• What you need to do: Please give the listing again, word for word, with nothing left out.

• Provided records:

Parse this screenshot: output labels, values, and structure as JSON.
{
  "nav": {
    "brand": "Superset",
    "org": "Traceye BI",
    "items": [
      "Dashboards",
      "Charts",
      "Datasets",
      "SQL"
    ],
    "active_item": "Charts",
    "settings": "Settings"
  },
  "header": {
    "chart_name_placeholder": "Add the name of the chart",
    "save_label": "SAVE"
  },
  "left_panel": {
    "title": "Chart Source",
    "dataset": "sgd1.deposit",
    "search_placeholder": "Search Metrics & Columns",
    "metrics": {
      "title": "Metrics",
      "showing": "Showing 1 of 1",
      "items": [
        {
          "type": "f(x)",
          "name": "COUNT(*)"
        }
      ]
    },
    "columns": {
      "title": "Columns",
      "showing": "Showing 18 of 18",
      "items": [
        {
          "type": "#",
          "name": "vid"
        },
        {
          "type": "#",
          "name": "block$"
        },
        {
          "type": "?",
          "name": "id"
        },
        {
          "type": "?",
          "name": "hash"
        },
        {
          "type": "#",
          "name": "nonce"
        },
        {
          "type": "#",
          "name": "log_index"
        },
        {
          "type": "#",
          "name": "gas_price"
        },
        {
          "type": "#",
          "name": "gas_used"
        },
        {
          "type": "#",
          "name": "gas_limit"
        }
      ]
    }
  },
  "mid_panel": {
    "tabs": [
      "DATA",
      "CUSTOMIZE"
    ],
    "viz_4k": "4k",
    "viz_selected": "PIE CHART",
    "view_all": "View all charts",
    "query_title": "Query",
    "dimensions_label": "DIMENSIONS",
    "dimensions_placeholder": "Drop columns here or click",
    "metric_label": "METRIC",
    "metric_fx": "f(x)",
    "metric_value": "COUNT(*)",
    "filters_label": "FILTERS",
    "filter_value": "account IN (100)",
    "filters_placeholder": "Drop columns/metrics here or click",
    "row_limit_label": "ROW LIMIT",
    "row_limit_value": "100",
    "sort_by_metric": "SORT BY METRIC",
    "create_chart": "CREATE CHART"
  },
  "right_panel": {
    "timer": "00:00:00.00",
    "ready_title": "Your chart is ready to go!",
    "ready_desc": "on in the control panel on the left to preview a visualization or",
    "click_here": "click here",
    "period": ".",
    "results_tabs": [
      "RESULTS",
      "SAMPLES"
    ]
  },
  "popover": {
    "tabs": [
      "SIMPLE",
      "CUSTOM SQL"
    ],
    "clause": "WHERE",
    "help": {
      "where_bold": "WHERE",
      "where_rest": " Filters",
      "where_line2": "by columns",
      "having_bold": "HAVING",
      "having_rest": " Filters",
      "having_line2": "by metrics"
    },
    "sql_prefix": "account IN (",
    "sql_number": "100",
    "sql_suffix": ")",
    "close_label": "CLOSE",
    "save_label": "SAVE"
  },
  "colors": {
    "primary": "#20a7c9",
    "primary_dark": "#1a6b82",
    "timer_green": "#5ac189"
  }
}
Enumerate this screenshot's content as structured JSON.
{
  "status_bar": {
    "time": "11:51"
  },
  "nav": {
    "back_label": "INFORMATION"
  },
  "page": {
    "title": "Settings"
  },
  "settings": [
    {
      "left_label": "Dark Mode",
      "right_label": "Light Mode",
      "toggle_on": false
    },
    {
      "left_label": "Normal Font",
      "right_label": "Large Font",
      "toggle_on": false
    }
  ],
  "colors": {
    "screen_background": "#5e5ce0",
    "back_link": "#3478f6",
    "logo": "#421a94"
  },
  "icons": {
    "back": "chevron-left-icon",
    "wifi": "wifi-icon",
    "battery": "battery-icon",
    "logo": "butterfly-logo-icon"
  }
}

• Answer to the exercise:
Parse this screenshot: output labels, values, and structure as JSON.
{
  "nav": {
    "brand": "Superset",
    "org": "Traceye BI",
    "items": [
      "Dashboards",
      "Charts",
      "Datasets",
      "SQL"
    ],
    "active_item": "Charts",
    "settings": "Settings"
  },
  "header": {
    "chart_name_placeholder": "Add the name of the chart",
    "save_label": "SAVE"
  },
  "left_panel": {
    "title": "Chart Source",
    "dataset": "sgd1.deposit",
    "search_placeholder": "Search Metrics & Columns",
    "metrics": {
      "title": "Metrics",
      "showing": "Showing 1 of 1",
      "items": [
        {
          "type": "f(x)",
          "name": "COUNT(*)"
        }
      ]
    },
    "columns": {
      "title": "Columns",
      "showing": "Showing 18 of 18",
      "items": [
        {
          "type": "#",
          "name": "vid"
        },
        {
          "type": "#",
          "name": "block$"
        },
        {
          "type": "?",
          "name": "id"
        },
        {
          "type": "?",
          "name": "hash"
        },
        {
          "type": "#",
          "name": "nonce"
        },
        {
          "type": "#",
          "name": "log_index"
        },
        {
          "type": "#",
          "name": "gas_price"
        },
        {
          "type": "#",
          "name": "gas_used"
        },
        {
          "type": "#",
          "name": "gas_limit"
        }
      ]
    }
  },
  "mid_panel": {
    "tabs": [
      "DATA",
      "CUSTOMIZE"
    ],
    "viz_4k": "4k",
    "viz_selected": "PIE CHART",
    "view_all": "View all charts",
    "query_title": "Query",
    "dimensions_label": "DIMENSIONS",
    "dimensions_placeholder": "Drop columns here or click",
    "metric_label": "METRIC",
    "metric_fx": "f(x)",
    "metric_value": "COUNT(*)",
    "filters_label": "FILTERS",
    "filter_value": "account IN (100)",
    "filters_placeholder": "Drop columns/metrics here or click",
    "row_limit_label": "ROW LIMIT",
    "row_limit_value": "100",
    "sort_by_metric": "SORT BY METRIC",
    "create_chart": "CREATE CHART"
  },
  "right_panel": {
    "timer": "00:00:00.00",
    "ready_title": "Your chart is ready to go!",
    "ready_desc": "on in the control panel on the left to preview a visualization or",
    "click_here": "click here",
    "period": ".",
    "results_tabs": [
      "RESULTS",
      "SAMPLES"
    ]
  },
  "popover": {
    "tabs": [
      "SIMPLE",
      "CUSTOM SQL"
    ],
    "clause": "WHERE",
    "help": {
      "where_bold": "WHERE",
      "where_rest": " Filters",
      "where_line2": "by columns",
      "having_bold": "HAVING",
      "having_rest": " Filters",
      "having_line2": "by metrics"
    },
    "sql_prefix": "account IN (",
    "sql_number": "100",
    "sql_suffix": ")",
    "close_label": "CLOSE",
    "save_label": "SAVE"
  },
  "colors": {
    "primary": "#20a7c9",
    "primary_dark": "#1a6b82",
    "timer_green": "#5ac189"
  }
}
Enumerate this screenshot's content as structured JSON.
{
  "status_bar": {
    "time": "11:51"
  },
  "nav": {
    "back_label": "INFORMATION"
  },
  "page": {
    "title": "Settings"
  },
  "settings": [
    {
      "left_label": "Dark Mode",
      "right_label": "Light Mode",
      "toggle_on": false
    },
    {
      "left_label": "Normal Font",
      "right_label": "Large Font",
      "toggle_on": false
    }
  ],
  "colors": {
    "screen_background": "#5e5ce0",
    "back_link": "#3478f6",
    "logo": "#421a94"
  },
  "icons": {
    "back": "chevron-left-icon",
    "wifi": "wifi-icon",
    "battery": "battery-icon",
    "logo": "butterfly-logo-icon"
  }
}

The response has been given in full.